[Data entries for graphics]
--- START ---

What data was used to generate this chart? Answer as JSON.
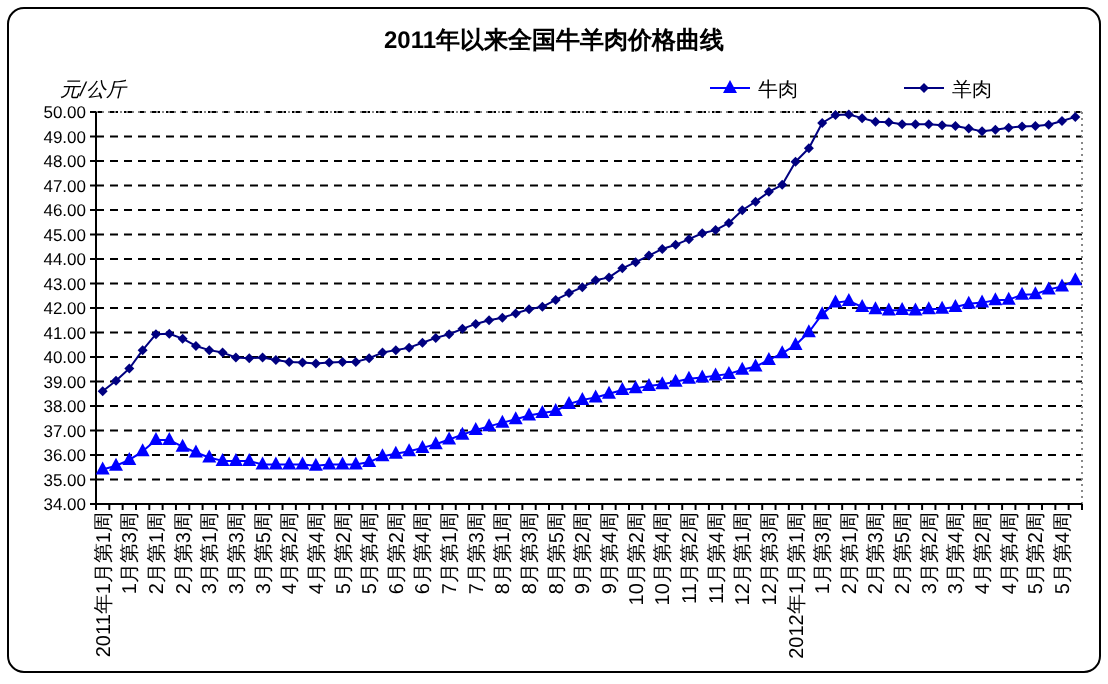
{
  "chart_data": {
    "type": "line",
    "title": "2011年以来全国牛羊肉价格曲线",
    "ylabel": "元/公斤",
    "categories": [
      "2011年1月第1周",
      null,
      "1月第3周",
      null,
      "2月第1周",
      null,
      "2月第3周",
      null,
      "3月第1周",
      null,
      "3月第3周",
      null,
      "3月第5周",
      null,
      "4月第2周",
      null,
      "4月第4周",
      null,
      "5月第2周",
      null,
      "5月第4周",
      null,
      "6月第2周",
      null,
      "6月第4周",
      null,
      "7月第1周",
      null,
      "7月第3周",
      null,
      "8月第1周",
      null,
      "8月第3周",
      null,
      "8月第5周",
      null,
      "9月第2周",
      null,
      "9月第4周",
      null,
      "10月第2周",
      null,
      "10月第4周",
      null,
      "11月第2周",
      null,
      "11月第4周",
      null,
      "12月第1周",
      null,
      "12月第3周",
      null,
      "2012年1月第1周",
      null,
      "1月第3周",
      null,
      "2月第1周",
      null,
      "2月第3周",
      null,
      "2月第5周",
      null,
      "3月第2周",
      null,
      "3月第4周",
      null,
      "4月第2周",
      null,
      "4月第4周",
      null,
      "5月第2周",
      null,
      "5月第4周",
      null
    ],
    "series": [
      {
        "name": "牛肉",
        "color": "#0000ff",
        "marker": "triangle",
        "values": [
          35.41,
          35.56,
          35.8,
          36.15,
          36.61,
          36.61,
          36.34,
          36.1,
          35.9,
          35.76,
          35.76,
          35.76,
          35.61,
          35.61,
          35.61,
          35.61,
          35.56,
          35.61,
          35.61,
          35.61,
          35.71,
          35.95,
          36.05,
          36.15,
          36.29,
          36.44,
          36.63,
          36.83,
          37.02,
          37.17,
          37.32,
          37.46,
          37.61,
          37.71,
          37.8,
          38.08,
          38.25,
          38.35,
          38.5,
          38.65,
          38.72,
          38.82,
          38.89,
          38.99,
          39.11,
          39.16,
          39.24,
          39.31,
          39.48,
          39.61,
          39.88,
          40.15,
          40.49,
          41.01,
          41.75,
          42.22,
          42.29,
          42.04,
          41.95,
          41.9,
          41.92,
          41.9,
          41.95,
          41.97,
          42.04,
          42.17,
          42.22,
          42.32,
          42.34,
          42.54,
          42.56,
          42.76,
          42.88,
          43.13
        ]
      },
      {
        "name": "羊肉",
        "color": "#000080",
        "marker": "diamond",
        "values": [
          38.6,
          39.03,
          39.53,
          40.28,
          40.93,
          40.95,
          40.75,
          40.45,
          40.28,
          40.18,
          39.98,
          39.95,
          39.98,
          39.88,
          39.8,
          39.78,
          39.73,
          39.78,
          39.8,
          39.8,
          39.95,
          40.18,
          40.28,
          40.38,
          40.58,
          40.78,
          40.93,
          41.15,
          41.35,
          41.5,
          41.6,
          41.78,
          41.95,
          42.05,
          42.33,
          42.61,
          42.85,
          43.13,
          43.25,
          43.62,
          43.87,
          44.14,
          44.41,
          44.58,
          44.81,
          45.05,
          45.18,
          45.47,
          45.99,
          46.34,
          46.74,
          47.03,
          47.97,
          48.52,
          49.55,
          49.88,
          49.9,
          49.75,
          49.6,
          49.58,
          49.5,
          49.5,
          49.5,
          49.46,
          49.43,
          49.33,
          49.21,
          49.28,
          49.36,
          49.41,
          49.43,
          49.48,
          49.63,
          49.8
        ]
      }
    ],
    "ylim": [
      34,
      50
    ],
    "yticks": [
      {
        "value": 34,
        "label": "34.00"
      },
      {
        "value": 35,
        "label": "35.00"
      },
      {
        "value": 36,
        "label": "36.00"
      },
      {
        "value": 37,
        "label": "37.00"
      },
      {
        "value": 38,
        "label": "38.00"
      },
      {
        "value": 39,
        "label": "39.00"
      },
      {
        "value": 40,
        "label": "40.00"
      },
      {
        "value": 41,
        "label": "41.00"
      },
      {
        "value": 42,
        "label": "42.00"
      },
      {
        "value": 43,
        "label": "43.00"
      },
      {
        "value": 44,
        "label": "44.00"
      },
      {
        "value": 45,
        "label": "45.00"
      },
      {
        "value": 46,
        "label": "46.00"
      },
      {
        "value": 47,
        "label": "47.00"
      },
      {
        "value": 48,
        "label": "48.00"
      },
      {
        "value": 49,
        "label": "49.00"
      },
      {
        "value": 50,
        "label": "50.00"
      }
    ],
    "grid": "y",
    "legend": "top right"
  }
}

--- END ---

= YOUR OBJECTIVE =
Return each line of the data, keeping its wording exact and omitting pictures.

= RIGHT ANSWER =
What data was used to generate this chart? Answer as JSON.
{
  "chart_data": {
    "type": "line",
    "title": "2011年以来全国牛羊肉价格曲线",
    "ylabel": "元/公斤",
    "categories": [
      "2011年1月第1周",
      null,
      "1月第3周",
      null,
      "2月第1周",
      null,
      "2月第3周",
      null,
      "3月第1周",
      null,
      "3月第3周",
      null,
      "3月第5周",
      null,
      "4月第2周",
      null,
      "4月第4周",
      null,
      "5月第2周",
      null,
      "5月第4周",
      null,
      "6月第2周",
      null,
      "6月第4周",
      null,
      "7月第1周",
      null,
      "7月第3周",
      null,
      "8月第1周",
      null,
      "8月第3周",
      null,
      "8月第5周",
      null,
      "9月第2周",
      null,
      "9月第4周",
      null,
      "10月第2周",
      null,
      "10月第4周",
      null,
      "11月第2周",
      null,
      "11月第4周",
      null,
      "12月第1周",
      null,
      "12月第3周",
      null,
      "2012年1月第1周",
      null,
      "1月第3周",
      null,
      "2月第1周",
      null,
      "2月第3周",
      null,
      "2月第5周",
      null,
      "3月第2周",
      null,
      "3月第4周",
      null,
      "4月第2周",
      null,
      "4月第4周",
      null,
      "5月第2周",
      null,
      "5月第4周",
      null
    ],
    "series": [
      {
        "name": "牛肉",
        "color": "#0000ff",
        "marker": "triangle",
        "values": [
          35.41,
          35.56,
          35.8,
          36.15,
          36.61,
          36.61,
          36.34,
          36.1,
          35.9,
          35.76,
          35.76,
          35.76,
          35.61,
          35.61,
          35.61,
          35.61,
          35.56,
          35.61,
          35.61,
          35.61,
          35.71,
          35.95,
          36.05,
          36.15,
          36.29,
          36.44,
          36.63,
          36.83,
          37.02,
          37.17,
          37.32,
          37.46,
          37.61,
          37.71,
          37.8,
          38.08,
          38.25,
          38.35,
          38.5,
          38.65,
          38.72,
          38.82,
          38.89,
          38.99,
          39.11,
          39.16,
          39.24,
          39.31,
          39.48,
          39.61,
          39.88,
          40.15,
          40.49,
          41.01,
          41.75,
          42.22,
          42.29,
          42.04,
          41.95,
          41.9,
          41.92,
          41.9,
          41.95,
          41.97,
          42.04,
          42.17,
          42.22,
          42.32,
          42.34,
          42.54,
          42.56,
          42.76,
          42.88,
          43.13
        ]
      },
      {
        "name": "羊肉",
        "color": "#000080",
        "marker": "diamond",
        "values": [
          38.6,
          39.03,
          39.53,
          40.28,
          40.93,
          40.95,
          40.75,
          40.45,
          40.28,
          40.18,
          39.98,
          39.95,
          39.98,
          39.88,
          39.8,
          39.78,
          39.73,
          39.78,
          39.8,
          39.8,
          39.95,
          40.18,
          40.28,
          40.38,
          40.58,
          40.78,
          40.93,
          41.15,
          41.35,
          41.5,
          41.6,
          41.78,
          41.95,
          42.05,
          42.33,
          42.61,
          42.85,
          43.13,
          43.25,
          43.62,
          43.87,
          44.14,
          44.41,
          44.58,
          44.81,
          45.05,
          45.18,
          45.47,
          45.99,
          46.34,
          46.74,
          47.03,
          47.97,
          48.52,
          49.55,
          49.88,
          49.9,
          49.75,
          49.6,
          49.58,
          49.5,
          49.5,
          49.5,
          49.46,
          49.43,
          49.33,
          49.21,
          49.28,
          49.36,
          49.41,
          49.43,
          49.48,
          49.63,
          49.8
        ]
      }
    ],
    "ylim": [
      34,
      50
    ],
    "yticks": [
      {
        "value": 34,
        "label": "34.00"
      },
      {
        "value": 35,
        "label": "35.00"
      },
      {
        "value": 36,
        "label": "36.00"
      },
      {
        "value": 37,
        "label": "37.00"
      },
      {
        "value": 38,
        "label": "38.00"
      },
      {
        "value": 39,
        "label": "39.00"
      },
      {
        "value": 40,
        "label": "40.00"
      },
      {
        "value": 41,
        "label": "41.00"
      },
      {
        "value": 42,
        "label": "42.00"
      },
      {
        "value": 43,
        "label": "43.00"
      },
      {
        "value": 44,
        "label": "44.00"
      },
      {
        "value": 45,
        "label": "45.00"
      },
      {
        "value": 46,
        "label": "46.00"
      },
      {
        "value": 47,
        "label": "47.00"
      },
      {
        "value": 48,
        "label": "48.00"
      },
      {
        "value": 49,
        "label": "49.00"
      },
      {
        "value": 50,
        "label": "50.00"
      }
    ],
    "grid": "y",
    "legend": "top right"
  }
}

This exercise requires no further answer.